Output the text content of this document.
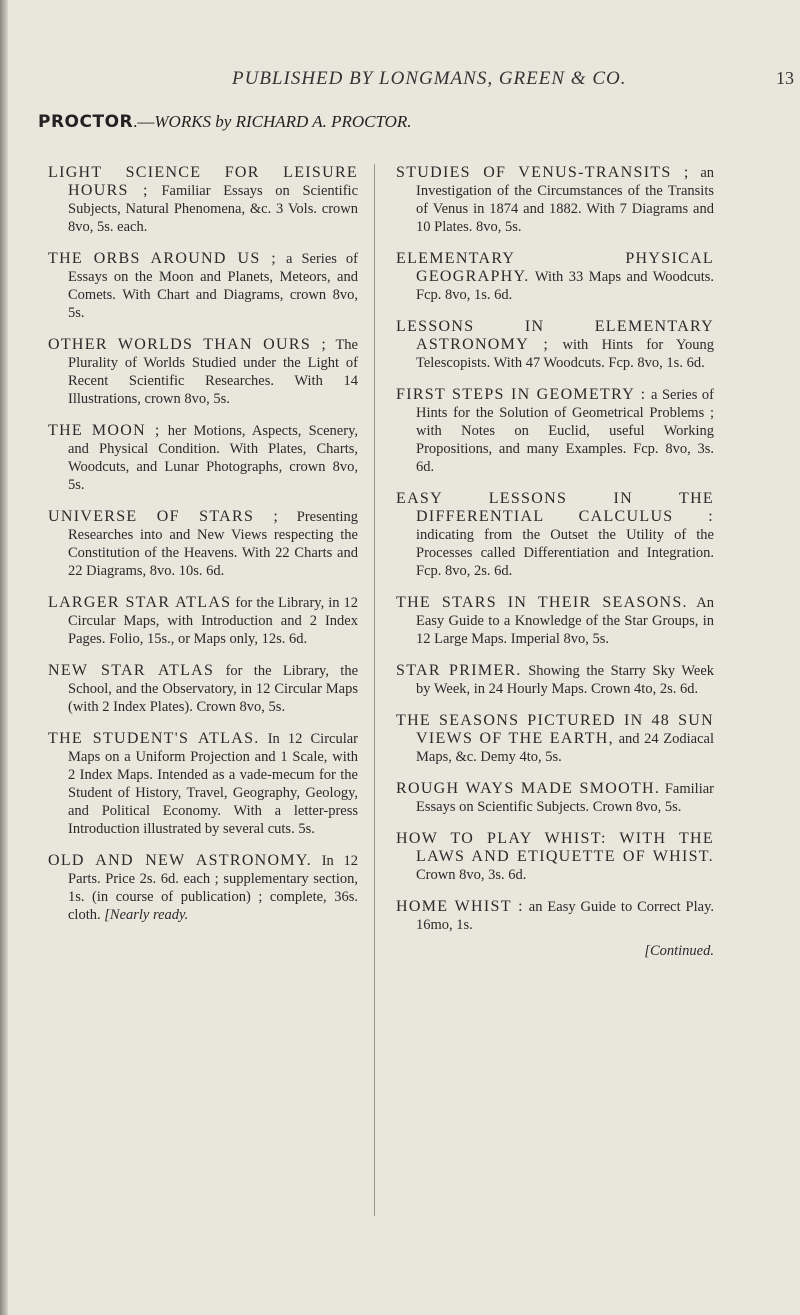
PUBLISHED BY LONGMANS, GREEN & CO.	13
PROCTOR.—WORKS by RICHARD A. PROCTOR.

LIGHT SCIENCE FOR LEISURE HOURS ; Familiar Essays on Scientific Subjects, Natural Phenomena, &c. 3 Vols. crown 8vo, 5s. each.

THE ORBS AROUND US ; a Series of Essays on the Moon and Planets, Meteors, and Comets. With Chart and Diagrams, crown 8vo, 5s.

OTHER WORLDS THAN OURS ; The Plurality of Worlds Studied under the Light of Recent Scientific Researches. With 14 Illustrations, crown 8vo, 5s.

THE MOON ; her Motions, Aspects, Scenery, and Physical Condition. With Plates, Charts, Woodcuts, and Lunar Photographs, crown 8vo, 5s.

UNIVERSE OF STARS ; Presenting Researches into and New Views respecting the Constitution of the Heavens. With 22 Charts and 22 Diagrams, 8vo. 10s. 6d.

LARGER STAR ATLAS for the Library, in 12 Circular Maps, with Introduction and 2 Index Pages. Folio, 15s., or Maps only, 12s. 6d.

NEW STAR ATLAS for the Library, the School, and the Observatory, in 12 Circular Maps (with 2 Index Plates). Crown 8vo, 5s.

THE STUDENT'S ATLAS. In 12 Circular Maps on a Uniform Projection and 1 Scale, with 2 Index Maps. Intended as a vade-mecum for the Student of History, Travel, Geography, Geology, and Political Economy. With a letter-press Introduction illustrated by several cuts. 5s.

OLD AND NEW ASTRONOMY. In 12 Parts. Price 2s. 6d. each ; supplementary section, 1s. (in course of publication) ; complete, 36s. cloth. [Nearly ready.

STUDIES OF VENUS-TRANSITS ; an Investigation of the Circumstances of the Transits of Venus in 1874 and 1882. With 7 Diagrams and 10 Plates. 8vo, 5s.

ELEMENTARY PHYSICAL GEOGRAPHY. With 33 Maps and Woodcuts. Fcp. 8vo, 1s. 6d.

LESSONS IN ELEMENTARY ASTRONOMY ; with Hints for Young Telescopists. With 47 Woodcuts. Fcp. 8vo, 1s. 6d.

FIRST STEPS IN GEOMETRY : a Series of Hints for the Solution of Geometrical Problems ; with Notes on Euclid, useful Working Propositions, and many Examples. Fcp. 8vo, 3s. 6d.

EASY LESSONS IN THE DIFFERENTIAL CALCULUS : indicating from the Outset the Utility of the Processes called Differentiation and Integration. Fcp. 8vo, 2s. 6d.

THE STARS IN THEIR SEASONS. An Easy Guide to a Knowledge of the Star Groups, in 12 Large Maps. Imperial 8vo, 5s.

STAR PRIMER. Showing the Starry Sky Week by Week, in 24 Hourly Maps. Crown 4to, 2s. 6d.

THE SEASONS PICTURED IN 48 SUN VIEWS OF THE EARTH, and 24 Zodiacal Maps, &c. Demy 4to, 5s.

ROUGH WAYS MADE SMOOTH. Familiar Essays on Scientific Subjects. Crown 8vo, 5s.

HOW TO PLAY WHIST: WITH THE LAWS AND ETIQUETTE OF WHIST. Crown 8vo, 3s. 6d.

HOME WHIST : an Easy Guide to Correct Play. 16mo, 1s.

[Continued.
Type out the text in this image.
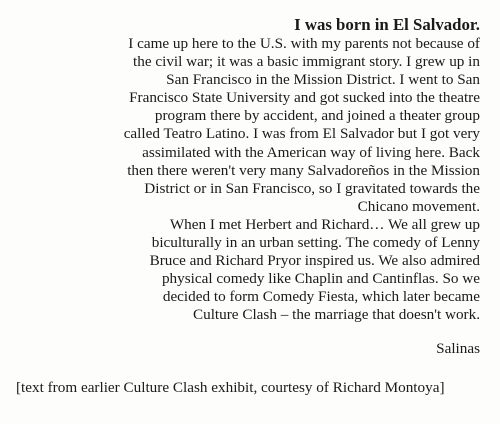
I was born in El Salvador.
I came up here to the U.S. with my parents not because of
the civil war; it was a basic immigrant story. I grew up in
San Francisco in the Mission District. I went to San
Francisco State University and got sucked into the theatre
program there by accident, and joined a theater group
called Teatro Latino. I was from El Salvador but I got very
assimilated with the American way of living here. Back
then there weren't very many Salvadoreños in the Mission
District or in San Francisco, so I gravitated towards the
Chicano movement.
When I met Herbert and Richard… We all grew up
biculturally in an urban setting. The comedy of Lenny
Bruce and Richard Pryor inspired us. We also admired
physical comedy like Chaplin and Cantinflas. So we
decided to form Comedy Fiesta, which later became
Culture Clash – the marriage that doesn't work.
Salinas
[text from earlier Culture Clash exhibit, courtesy of Richard Montoya]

--------------------------------------------------

REQUIRED WORK
Will you set down the records word for word while leaving out every picture?

TASK ANSWER
Output the text content of this document.
PUBLISHED BY LONGMANS, GREEN & CO.	13
PROCTOR.—WORKS by RICHARD A. PROCTOR.

LIGHT SCIENCE FOR LEISURE HOURS ; Familiar Essays on Scientific Subjects, Natural Phenomena, &c. 3 Vols. crown 8vo, 5s. each.

THE ORBS AROUND US ; a Series of Essays on the Moon and Planets, Meteors, and Comets. With Chart and Diagrams, crown 8vo, 5s.

OTHER WORLDS THAN OURS ; The Plurality of Worlds Studied under the Light of Recent Scientific Researches. With 14 Illustrations, crown 8vo, 5s.

THE MOON ; her Motions, Aspects, Scenery, and Physical Condition. With Plates, Charts, Woodcuts, and Lunar Photographs, crown 8vo, 5s.

UNIVERSE OF STARS ; Presenting Researches into and New Views respecting the Constitution of the Heavens. With 22 Charts and 22 Diagrams, 8vo. 10s. 6d.

LARGER STAR ATLAS for the Library, in 12 Circular Maps, with Introduction and 2 Index Pages. Folio, 15s., or Maps only, 12s. 6d.

NEW STAR ATLAS for the Library, the School, and the Observatory, in 12 Circular Maps (with 2 Index Plates). Crown 8vo, 5s.

THE STUDENT'S ATLAS. In 12 Circular Maps on a Uniform Projection and 1 Scale, with 2 Index Maps. Intended as a vade-mecum for the Student of History, Travel, Geography, Geology, and Political Economy. With a letter-press Introduction illustrated by several cuts. 5s.

OLD AND NEW ASTRONOMY. In 12 Parts. Price 2s. 6d. each ; supplementary section, 1s. (in course of publication) ; complete, 36s. cloth. [Nearly ready.

STUDIES OF VENUS-TRANSITS ; an Investigation of the Circumstances of the Transits of Venus in 1874 and 1882. With 7 Diagrams and 10 Plates. 8vo, 5s.

ELEMENTARY PHYSICAL GEOGRAPHY. With 33 Maps and Woodcuts. Fcp. 8vo, 1s. 6d.

LESSONS IN ELEMENTARY ASTRONOMY ; with Hints for Young Telescopists. With 47 Woodcuts. Fcp. 8vo, 1s. 6d.

FIRST STEPS IN GEOMETRY : a Series of Hints for the Solution of Geometrical Problems ; with Notes on Euclid, useful Working Propositions, and many Examples. Fcp. 8vo, 3s. 6d.

EASY LESSONS IN THE DIFFERENTIAL CALCULUS : indicating from the Outset the Utility of the Processes called Differentiation and Integration. Fcp. 8vo, 2s. 6d.

THE STARS IN THEIR SEASONS. An Easy Guide to a Knowledge of the Star Groups, in 12 Large Maps. Imperial 8vo, 5s.

STAR PRIMER. Showing the Starry Sky Week by Week, in 24 Hourly Maps. Crown 4to, 2s. 6d.

THE SEASONS PICTURED IN 48 SUN VIEWS OF THE EARTH, and 24 Zodiacal Maps, &c. Demy 4to, 5s.

ROUGH WAYS MADE SMOOTH. Familiar Essays on Scientific Subjects. Crown 8vo, 5s.

HOW TO PLAY WHIST: WITH THE LAWS AND ETIQUETTE OF WHIST. Crown 8vo, 3s. 6d.

HOME WHIST : an Easy Guide to Correct Play. 16mo, 1s.

[Continued.
Type out the text in this image.
I was born in El Salvador.
I came up here to the U.S. with my parents not because of
the civil war; it was a basic immigrant story. I grew up in
San Francisco in the Mission District. I went to San
Francisco State University and got sucked into the theatre
program there by accident, and joined a theater group
called Teatro Latino. I was from El Salvador but I got very
assimilated with the American way of living here. Back
then there weren't very many Salvadoreños in the Mission
District or in San Francisco, so I gravitated towards the
Chicano movement.
When I met Herbert and Richard… We all grew up
biculturally in an urban setting. The comedy of Lenny
Bruce and Richard Pryor inspired us. We also admired
physical comedy like Chaplin and Cantinflas. So we
decided to form Comedy Fiesta, which later became
Culture Clash – the marriage that doesn't work.
Salinas
[text from earlier Culture Clash exhibit, courtesy of Richard Montoya]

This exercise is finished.